▶ Exercise prompt:
Copy the material below word for word, starting at its first line and ending at the line that contains "- trend-sparkline: [1277, 464, 1463, 493]", with both of those lines included.

▶ Record set:
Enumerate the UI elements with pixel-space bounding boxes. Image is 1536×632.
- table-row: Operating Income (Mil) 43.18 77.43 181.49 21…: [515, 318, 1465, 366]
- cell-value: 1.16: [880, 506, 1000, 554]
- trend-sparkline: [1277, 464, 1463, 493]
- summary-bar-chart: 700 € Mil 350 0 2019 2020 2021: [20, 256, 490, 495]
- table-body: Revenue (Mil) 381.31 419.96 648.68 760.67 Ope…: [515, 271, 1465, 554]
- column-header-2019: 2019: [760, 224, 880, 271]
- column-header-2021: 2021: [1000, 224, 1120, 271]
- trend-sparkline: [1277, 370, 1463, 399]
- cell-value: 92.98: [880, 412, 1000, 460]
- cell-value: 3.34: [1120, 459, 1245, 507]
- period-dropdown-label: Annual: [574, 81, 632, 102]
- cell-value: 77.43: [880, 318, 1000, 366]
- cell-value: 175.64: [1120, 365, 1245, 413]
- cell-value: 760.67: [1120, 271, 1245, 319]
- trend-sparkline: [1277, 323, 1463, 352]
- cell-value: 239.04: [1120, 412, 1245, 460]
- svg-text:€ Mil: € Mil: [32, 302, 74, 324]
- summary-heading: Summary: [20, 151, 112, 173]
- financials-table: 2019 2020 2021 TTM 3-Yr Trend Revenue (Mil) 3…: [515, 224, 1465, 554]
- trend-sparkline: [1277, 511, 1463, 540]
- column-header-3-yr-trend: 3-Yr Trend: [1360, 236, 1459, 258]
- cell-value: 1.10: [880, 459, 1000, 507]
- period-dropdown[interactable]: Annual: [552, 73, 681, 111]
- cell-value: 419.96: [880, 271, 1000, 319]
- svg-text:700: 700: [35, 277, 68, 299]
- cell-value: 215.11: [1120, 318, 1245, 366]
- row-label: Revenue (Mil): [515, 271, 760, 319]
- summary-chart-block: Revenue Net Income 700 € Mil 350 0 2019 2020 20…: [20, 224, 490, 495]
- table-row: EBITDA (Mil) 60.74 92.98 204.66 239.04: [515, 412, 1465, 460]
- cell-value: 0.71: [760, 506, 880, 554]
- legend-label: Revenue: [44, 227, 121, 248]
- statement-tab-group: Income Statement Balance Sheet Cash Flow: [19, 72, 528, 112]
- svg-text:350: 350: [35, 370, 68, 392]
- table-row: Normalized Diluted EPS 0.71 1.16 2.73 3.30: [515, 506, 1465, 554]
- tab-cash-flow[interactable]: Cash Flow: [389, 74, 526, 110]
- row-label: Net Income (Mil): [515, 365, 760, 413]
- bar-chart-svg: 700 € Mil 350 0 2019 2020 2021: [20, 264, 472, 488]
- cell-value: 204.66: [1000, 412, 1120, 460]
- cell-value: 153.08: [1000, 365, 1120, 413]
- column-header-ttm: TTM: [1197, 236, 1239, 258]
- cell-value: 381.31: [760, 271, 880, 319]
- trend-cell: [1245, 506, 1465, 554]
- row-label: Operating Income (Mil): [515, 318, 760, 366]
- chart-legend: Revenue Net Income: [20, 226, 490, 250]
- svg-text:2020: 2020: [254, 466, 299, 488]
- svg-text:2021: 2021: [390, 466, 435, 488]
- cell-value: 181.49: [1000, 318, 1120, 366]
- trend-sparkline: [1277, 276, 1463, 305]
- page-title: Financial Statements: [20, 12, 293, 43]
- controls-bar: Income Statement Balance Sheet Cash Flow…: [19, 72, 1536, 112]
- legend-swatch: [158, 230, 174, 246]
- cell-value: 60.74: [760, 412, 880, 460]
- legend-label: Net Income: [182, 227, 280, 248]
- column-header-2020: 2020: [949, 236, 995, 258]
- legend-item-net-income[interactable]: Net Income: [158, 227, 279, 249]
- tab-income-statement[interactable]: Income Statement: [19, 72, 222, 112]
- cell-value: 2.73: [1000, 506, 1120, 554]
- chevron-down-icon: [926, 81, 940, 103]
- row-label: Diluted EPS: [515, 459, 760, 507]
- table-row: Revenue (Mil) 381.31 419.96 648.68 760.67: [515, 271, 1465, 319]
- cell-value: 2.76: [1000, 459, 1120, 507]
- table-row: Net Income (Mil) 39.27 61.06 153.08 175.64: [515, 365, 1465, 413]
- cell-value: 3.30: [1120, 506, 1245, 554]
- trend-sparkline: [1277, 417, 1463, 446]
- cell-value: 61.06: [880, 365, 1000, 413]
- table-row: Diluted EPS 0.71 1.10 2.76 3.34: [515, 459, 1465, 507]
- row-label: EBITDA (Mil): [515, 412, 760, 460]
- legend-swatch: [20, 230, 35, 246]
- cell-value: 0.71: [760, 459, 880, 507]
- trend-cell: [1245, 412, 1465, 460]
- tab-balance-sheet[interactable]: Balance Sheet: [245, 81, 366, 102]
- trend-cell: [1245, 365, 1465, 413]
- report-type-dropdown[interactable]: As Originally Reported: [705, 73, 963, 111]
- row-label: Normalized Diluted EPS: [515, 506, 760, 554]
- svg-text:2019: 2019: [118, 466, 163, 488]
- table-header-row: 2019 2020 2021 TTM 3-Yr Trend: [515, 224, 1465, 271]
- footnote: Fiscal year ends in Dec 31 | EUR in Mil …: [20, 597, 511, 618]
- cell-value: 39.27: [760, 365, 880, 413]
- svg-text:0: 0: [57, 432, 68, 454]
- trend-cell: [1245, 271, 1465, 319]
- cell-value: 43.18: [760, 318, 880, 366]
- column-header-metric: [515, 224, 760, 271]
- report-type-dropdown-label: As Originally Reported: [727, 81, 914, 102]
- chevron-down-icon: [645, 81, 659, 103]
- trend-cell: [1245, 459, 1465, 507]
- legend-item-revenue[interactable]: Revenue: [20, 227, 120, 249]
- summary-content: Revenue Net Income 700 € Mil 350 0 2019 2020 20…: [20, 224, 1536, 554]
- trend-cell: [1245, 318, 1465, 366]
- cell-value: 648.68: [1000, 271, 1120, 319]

▶ Task result:
Enumerate the UI elements with pixel-space bounding boxes. Image is 1536×632.
- table-row: Operating Income (Mil) 43.18 77.43 181.49 21…: [515, 318, 1465, 366]
- cell-value: 1.16: [880, 506, 1000, 554]
- trend-sparkline: [1277, 464, 1463, 493]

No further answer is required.